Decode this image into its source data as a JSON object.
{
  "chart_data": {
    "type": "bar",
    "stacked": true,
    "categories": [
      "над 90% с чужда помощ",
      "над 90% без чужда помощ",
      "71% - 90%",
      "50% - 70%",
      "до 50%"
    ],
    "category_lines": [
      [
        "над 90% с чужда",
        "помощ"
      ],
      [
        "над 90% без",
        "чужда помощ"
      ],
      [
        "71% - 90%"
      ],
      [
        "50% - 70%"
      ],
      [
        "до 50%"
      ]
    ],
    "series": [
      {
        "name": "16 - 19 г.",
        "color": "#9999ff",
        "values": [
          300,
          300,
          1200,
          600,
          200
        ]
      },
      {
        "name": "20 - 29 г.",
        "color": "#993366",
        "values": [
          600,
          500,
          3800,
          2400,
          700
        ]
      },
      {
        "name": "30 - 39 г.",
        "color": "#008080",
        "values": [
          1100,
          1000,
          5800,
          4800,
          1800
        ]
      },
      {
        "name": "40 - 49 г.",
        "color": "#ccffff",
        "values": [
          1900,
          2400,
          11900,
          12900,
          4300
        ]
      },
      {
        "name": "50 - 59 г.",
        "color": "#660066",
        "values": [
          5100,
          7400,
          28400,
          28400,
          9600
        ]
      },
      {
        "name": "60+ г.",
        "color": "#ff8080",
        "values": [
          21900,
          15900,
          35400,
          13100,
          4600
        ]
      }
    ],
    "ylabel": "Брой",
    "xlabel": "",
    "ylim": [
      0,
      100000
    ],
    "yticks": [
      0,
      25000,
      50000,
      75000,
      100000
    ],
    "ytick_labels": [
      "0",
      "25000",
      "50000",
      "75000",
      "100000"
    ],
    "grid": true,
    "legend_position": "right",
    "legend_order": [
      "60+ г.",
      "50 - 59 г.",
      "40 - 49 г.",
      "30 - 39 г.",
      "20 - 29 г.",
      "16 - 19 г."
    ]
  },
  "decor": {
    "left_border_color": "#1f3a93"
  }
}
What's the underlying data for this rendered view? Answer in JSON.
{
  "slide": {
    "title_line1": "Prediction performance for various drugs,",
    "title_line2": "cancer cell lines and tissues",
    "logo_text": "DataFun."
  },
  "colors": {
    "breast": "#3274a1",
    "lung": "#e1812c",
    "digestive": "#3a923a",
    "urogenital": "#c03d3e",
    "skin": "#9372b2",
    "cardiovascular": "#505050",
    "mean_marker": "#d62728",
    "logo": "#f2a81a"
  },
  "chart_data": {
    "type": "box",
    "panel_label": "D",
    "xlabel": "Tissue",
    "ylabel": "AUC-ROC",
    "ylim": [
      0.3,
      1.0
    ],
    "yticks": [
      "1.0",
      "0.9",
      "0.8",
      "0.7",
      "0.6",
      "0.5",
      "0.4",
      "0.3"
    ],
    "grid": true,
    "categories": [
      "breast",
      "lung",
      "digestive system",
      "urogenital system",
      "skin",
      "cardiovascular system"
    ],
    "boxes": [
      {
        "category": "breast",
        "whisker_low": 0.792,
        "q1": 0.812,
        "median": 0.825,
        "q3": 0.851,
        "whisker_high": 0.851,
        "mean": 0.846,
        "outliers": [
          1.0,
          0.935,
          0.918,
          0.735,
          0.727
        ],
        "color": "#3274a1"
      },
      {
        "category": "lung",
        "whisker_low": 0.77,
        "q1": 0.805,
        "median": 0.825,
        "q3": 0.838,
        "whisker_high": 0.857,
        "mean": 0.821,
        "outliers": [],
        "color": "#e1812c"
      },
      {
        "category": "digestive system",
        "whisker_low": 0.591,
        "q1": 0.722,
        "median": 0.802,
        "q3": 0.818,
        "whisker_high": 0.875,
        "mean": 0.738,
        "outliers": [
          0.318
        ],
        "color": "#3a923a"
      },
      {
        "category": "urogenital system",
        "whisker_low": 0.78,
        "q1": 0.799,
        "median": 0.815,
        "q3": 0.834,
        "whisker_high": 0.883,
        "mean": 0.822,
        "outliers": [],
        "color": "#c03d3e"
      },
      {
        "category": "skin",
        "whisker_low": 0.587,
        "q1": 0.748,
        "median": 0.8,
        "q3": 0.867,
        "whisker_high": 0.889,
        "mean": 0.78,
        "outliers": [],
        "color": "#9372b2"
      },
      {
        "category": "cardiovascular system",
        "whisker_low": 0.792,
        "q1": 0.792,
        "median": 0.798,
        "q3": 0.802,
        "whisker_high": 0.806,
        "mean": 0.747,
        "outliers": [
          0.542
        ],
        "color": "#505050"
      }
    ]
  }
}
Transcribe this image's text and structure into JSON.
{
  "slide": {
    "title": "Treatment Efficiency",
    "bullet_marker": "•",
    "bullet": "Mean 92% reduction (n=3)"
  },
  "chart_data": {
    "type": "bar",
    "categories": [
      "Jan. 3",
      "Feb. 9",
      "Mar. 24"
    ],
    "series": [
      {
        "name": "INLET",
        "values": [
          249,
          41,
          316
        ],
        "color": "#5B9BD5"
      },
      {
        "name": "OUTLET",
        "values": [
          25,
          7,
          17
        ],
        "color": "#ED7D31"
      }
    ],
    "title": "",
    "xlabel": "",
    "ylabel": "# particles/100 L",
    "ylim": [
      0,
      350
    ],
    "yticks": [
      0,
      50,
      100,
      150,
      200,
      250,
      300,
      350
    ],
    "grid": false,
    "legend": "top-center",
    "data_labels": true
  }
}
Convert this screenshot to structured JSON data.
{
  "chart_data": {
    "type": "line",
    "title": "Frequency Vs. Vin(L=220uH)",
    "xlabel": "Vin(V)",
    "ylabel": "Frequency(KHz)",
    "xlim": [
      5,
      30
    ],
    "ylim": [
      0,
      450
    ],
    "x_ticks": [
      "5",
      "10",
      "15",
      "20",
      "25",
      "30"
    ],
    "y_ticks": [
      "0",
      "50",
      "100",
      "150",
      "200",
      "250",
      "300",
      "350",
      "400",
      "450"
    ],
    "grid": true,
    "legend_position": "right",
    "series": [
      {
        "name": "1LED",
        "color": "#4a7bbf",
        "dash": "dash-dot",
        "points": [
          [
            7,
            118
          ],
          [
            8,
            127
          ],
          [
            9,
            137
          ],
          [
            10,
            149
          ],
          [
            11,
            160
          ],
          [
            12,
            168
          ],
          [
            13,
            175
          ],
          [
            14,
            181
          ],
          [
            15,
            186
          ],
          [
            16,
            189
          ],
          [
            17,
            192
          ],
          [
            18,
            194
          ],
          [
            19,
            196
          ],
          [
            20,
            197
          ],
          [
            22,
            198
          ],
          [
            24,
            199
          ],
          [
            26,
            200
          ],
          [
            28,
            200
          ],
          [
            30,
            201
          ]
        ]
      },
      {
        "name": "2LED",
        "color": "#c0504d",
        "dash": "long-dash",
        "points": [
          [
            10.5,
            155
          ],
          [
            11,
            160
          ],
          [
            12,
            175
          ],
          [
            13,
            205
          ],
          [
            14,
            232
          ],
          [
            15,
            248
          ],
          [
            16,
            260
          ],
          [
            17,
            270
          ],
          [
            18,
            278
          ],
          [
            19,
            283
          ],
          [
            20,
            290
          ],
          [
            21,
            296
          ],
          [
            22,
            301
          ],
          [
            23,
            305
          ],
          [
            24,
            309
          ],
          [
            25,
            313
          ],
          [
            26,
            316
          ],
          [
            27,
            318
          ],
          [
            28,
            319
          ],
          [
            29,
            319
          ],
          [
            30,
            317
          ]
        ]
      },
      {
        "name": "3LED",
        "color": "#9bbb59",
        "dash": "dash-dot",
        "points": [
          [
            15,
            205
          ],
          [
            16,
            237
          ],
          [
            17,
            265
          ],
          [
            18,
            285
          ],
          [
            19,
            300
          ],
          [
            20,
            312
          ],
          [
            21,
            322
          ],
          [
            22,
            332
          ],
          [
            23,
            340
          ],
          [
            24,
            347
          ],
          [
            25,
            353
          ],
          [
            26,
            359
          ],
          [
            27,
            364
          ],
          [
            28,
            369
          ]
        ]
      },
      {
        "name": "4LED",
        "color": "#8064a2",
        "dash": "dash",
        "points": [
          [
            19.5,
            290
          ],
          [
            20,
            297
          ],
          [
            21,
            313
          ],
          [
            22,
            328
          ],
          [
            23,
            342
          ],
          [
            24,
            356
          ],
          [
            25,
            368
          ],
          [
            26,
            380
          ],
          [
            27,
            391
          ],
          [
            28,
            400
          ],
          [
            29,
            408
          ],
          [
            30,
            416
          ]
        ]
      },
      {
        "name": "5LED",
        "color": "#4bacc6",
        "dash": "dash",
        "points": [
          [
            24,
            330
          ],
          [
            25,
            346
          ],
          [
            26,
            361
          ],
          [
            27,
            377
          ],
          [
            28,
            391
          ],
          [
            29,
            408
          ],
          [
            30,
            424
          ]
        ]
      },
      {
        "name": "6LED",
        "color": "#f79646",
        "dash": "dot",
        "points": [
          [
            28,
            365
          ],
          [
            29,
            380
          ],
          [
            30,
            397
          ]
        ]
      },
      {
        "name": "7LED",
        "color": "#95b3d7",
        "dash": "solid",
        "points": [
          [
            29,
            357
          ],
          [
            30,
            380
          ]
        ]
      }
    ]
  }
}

SHORT PROBLEM - Copy all lines from the entries that contain the word "xlabel".

SOLUTION TO THIS TASK -
    "xlabel": "",
    "xlabel": "Tissue",
    "xlabel": "",
    "xlabel": "Vin(V)",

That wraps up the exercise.